→ Required task:
Sort through the entries below and pull out lines containing the word "przemysłowe".
"""
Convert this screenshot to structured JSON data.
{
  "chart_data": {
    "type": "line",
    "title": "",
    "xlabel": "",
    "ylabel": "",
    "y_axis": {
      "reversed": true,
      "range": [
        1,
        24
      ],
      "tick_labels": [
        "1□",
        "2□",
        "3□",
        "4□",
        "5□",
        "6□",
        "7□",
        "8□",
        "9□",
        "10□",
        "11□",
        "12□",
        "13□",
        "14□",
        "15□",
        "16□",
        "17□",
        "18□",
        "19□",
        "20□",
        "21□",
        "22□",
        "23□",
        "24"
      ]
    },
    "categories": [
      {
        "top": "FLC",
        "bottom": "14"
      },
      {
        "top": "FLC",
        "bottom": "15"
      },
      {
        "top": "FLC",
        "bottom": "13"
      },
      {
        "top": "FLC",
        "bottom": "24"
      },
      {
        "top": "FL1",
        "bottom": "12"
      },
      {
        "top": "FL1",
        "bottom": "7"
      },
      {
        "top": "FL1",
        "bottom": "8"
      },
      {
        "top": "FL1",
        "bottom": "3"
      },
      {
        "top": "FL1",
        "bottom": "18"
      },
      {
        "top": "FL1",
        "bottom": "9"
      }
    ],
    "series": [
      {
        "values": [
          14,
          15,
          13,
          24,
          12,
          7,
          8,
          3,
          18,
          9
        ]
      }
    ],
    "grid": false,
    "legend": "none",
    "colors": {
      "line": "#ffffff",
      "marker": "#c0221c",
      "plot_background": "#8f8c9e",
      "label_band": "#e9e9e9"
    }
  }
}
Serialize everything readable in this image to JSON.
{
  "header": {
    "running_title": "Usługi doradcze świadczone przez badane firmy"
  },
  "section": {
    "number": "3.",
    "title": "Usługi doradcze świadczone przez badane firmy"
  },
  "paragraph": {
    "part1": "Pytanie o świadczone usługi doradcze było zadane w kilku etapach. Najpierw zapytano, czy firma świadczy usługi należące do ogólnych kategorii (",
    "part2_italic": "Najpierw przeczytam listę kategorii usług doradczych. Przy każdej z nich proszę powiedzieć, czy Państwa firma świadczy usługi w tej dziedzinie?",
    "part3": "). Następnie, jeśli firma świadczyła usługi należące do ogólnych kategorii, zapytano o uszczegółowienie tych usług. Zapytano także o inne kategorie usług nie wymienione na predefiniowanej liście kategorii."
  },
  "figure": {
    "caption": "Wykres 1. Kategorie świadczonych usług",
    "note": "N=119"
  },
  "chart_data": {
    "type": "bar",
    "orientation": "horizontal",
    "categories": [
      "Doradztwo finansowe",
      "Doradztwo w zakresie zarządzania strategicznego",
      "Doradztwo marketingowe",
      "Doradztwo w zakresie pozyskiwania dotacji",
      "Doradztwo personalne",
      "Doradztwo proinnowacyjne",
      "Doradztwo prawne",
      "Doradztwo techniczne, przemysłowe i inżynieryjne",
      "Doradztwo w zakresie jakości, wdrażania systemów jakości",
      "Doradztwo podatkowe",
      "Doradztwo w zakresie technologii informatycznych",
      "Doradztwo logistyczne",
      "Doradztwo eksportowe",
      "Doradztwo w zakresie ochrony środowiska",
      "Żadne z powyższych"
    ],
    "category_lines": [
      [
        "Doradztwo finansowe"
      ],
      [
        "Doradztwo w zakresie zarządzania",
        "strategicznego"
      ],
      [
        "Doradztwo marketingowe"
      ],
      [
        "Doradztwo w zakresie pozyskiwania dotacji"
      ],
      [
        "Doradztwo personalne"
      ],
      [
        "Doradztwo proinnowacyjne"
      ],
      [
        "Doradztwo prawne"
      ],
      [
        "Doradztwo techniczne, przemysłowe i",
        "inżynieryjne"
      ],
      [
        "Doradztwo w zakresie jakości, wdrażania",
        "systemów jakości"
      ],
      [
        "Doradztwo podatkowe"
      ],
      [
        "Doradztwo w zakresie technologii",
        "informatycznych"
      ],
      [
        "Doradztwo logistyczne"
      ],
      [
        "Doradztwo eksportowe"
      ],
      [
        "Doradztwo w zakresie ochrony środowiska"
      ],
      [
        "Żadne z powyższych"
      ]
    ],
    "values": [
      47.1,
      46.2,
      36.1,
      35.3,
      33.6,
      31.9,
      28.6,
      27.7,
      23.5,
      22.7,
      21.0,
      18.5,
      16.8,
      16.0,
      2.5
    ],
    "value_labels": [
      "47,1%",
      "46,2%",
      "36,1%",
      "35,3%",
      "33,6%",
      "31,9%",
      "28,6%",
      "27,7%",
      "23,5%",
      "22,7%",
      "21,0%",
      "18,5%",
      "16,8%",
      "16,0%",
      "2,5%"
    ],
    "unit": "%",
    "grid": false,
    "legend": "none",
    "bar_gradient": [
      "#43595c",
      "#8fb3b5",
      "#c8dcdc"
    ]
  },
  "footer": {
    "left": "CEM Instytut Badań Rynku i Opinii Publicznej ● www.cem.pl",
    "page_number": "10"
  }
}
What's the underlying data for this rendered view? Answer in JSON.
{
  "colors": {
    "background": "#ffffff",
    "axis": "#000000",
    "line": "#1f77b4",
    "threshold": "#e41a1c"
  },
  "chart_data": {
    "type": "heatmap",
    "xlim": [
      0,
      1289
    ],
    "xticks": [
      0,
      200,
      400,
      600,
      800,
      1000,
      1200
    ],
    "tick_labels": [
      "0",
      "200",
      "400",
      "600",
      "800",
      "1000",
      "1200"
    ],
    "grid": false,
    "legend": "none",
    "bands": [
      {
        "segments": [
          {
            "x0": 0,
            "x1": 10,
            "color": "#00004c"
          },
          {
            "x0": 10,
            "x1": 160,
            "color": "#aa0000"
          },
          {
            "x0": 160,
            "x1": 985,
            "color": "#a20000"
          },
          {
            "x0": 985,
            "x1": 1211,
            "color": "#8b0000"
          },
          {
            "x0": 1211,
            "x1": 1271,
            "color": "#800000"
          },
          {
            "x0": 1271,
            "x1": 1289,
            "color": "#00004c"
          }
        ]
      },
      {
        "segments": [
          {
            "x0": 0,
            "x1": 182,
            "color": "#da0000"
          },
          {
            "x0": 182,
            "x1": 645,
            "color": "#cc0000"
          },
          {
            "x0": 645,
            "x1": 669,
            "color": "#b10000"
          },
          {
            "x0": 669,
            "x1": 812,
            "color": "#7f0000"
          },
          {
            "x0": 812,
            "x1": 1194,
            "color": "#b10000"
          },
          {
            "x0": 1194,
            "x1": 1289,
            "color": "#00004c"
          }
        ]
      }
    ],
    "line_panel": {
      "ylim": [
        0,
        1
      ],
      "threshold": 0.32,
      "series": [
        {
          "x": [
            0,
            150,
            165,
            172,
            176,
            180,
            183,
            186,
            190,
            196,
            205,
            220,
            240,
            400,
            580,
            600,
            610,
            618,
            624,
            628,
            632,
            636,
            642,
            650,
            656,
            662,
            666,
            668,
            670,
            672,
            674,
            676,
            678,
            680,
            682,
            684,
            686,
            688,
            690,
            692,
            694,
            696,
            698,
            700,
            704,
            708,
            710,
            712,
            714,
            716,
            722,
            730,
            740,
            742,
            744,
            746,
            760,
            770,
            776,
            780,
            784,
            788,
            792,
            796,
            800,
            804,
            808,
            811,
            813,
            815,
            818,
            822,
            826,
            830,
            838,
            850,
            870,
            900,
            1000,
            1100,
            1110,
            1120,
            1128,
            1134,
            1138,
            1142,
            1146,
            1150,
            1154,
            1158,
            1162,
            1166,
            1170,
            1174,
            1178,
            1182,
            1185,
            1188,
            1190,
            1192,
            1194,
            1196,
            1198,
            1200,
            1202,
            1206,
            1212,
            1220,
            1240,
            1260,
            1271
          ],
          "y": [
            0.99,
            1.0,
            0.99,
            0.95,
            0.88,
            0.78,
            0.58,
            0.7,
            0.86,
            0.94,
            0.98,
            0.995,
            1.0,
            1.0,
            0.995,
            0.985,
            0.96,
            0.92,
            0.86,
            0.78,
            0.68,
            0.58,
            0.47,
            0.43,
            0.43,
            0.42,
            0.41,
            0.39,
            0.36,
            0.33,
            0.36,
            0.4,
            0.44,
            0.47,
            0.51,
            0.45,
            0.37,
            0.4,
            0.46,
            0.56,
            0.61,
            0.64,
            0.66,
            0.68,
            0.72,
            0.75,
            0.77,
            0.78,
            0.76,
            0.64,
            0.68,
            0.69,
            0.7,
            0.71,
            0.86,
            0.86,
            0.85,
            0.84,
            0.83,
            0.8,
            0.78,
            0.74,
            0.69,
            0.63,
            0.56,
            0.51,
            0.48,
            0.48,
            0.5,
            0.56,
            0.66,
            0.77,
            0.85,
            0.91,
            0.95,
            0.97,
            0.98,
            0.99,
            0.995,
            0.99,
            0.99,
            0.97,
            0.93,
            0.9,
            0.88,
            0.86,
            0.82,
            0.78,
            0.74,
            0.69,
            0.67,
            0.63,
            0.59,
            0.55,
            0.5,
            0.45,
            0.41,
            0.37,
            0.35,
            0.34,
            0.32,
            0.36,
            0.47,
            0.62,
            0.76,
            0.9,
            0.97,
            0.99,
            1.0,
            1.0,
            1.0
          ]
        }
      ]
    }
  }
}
"""
→ Task solution:
      "Doradztwo techniczne, przemysłowe i inżynieryjne",
        "Doradztwo techniczne, przemysłowe i",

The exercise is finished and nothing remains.